**Job:** Do not carry the pictures over; copy every other part of the entries exactly.

[Extracted data entries]
§
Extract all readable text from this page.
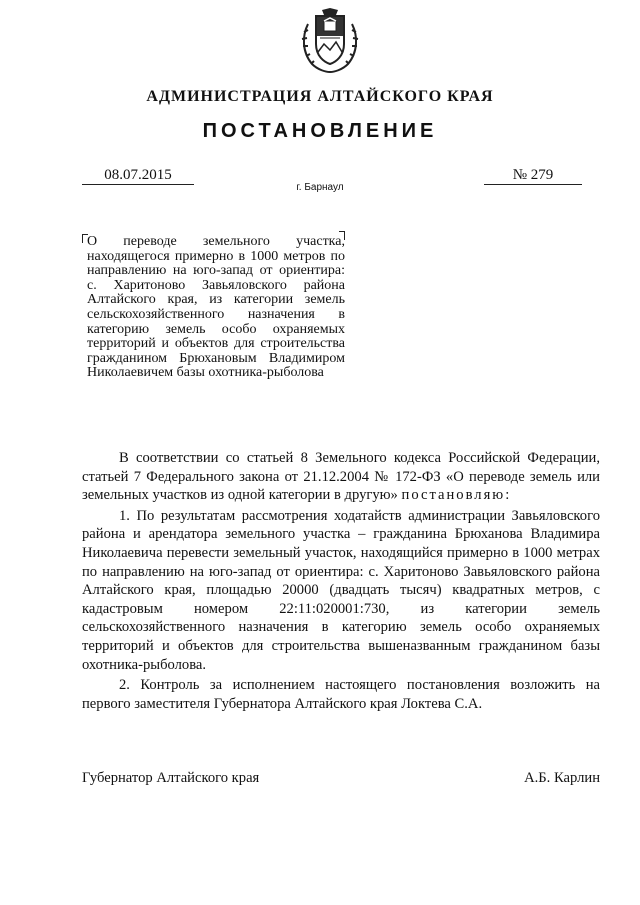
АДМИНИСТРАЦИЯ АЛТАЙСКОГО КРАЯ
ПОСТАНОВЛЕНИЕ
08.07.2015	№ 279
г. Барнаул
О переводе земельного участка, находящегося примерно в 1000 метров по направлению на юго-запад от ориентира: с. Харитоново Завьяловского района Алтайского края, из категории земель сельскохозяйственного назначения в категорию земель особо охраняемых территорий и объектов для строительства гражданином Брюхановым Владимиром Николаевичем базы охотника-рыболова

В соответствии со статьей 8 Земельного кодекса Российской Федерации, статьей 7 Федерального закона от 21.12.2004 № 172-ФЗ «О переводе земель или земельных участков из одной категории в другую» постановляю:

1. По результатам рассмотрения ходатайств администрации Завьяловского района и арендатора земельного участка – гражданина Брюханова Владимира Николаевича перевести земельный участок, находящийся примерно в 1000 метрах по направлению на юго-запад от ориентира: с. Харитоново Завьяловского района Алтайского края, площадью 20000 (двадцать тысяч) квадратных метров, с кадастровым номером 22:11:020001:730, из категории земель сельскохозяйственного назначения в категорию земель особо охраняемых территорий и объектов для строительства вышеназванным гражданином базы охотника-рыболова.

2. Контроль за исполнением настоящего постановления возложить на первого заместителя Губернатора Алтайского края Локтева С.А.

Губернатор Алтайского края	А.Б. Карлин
§
**Task output:**
Extract all readable text from this page.
АДМИНИСТРАЦИЯ АЛТАЙСКОГО КРАЯ
ПОСТАНОВЛЕНИЕ
08.07.2015	№ 279
г. Барнаул
О переводе земельного участка, находящегося примерно в 1000 метров по направлению на юго-запад от ориентира: с. Харитоново Завьяловского района Алтайского края, из категории земель сельскохозяйственного назначения в категорию земель особо охраняемых территорий и объектов для строительства гражданином Брюхановым Владимиром Николаевичем базы охотника-рыболова

В соответствии со статьей 8 Земельного кодекса Российской Федерации, статьей 7 Федерального закона от 21.12.2004 № 172-ФЗ «О переводе земель или земельных участков из одной категории в другую» постановляю:

1. По результатам рассмотрения ходатайств администрации Завьяловского района и арендатора земельного участка – гражданина Брюханова Владимира Николаевича перевести земельный участок, находящийся примерно в 1000 метрах по направлению на юго-запад от ориентира: с. Харитоново Завьяловского района Алтайского края, площадью 20000 (двадцать тысяч) квадратных метров, с кадастровым номером 22:11:020001:730, из категории земель сельскохозяйственного назначения в категорию земель особо охраняемых территорий и объектов для строительства вышеназванным гражданином базы охотника-рыболова.

2. Контроль за исполнением настоящего постановления возложить на первого заместителя Губернатора Алтайского края Локтева С.А.

Губернатор Алтайского края	А.Б. Карлин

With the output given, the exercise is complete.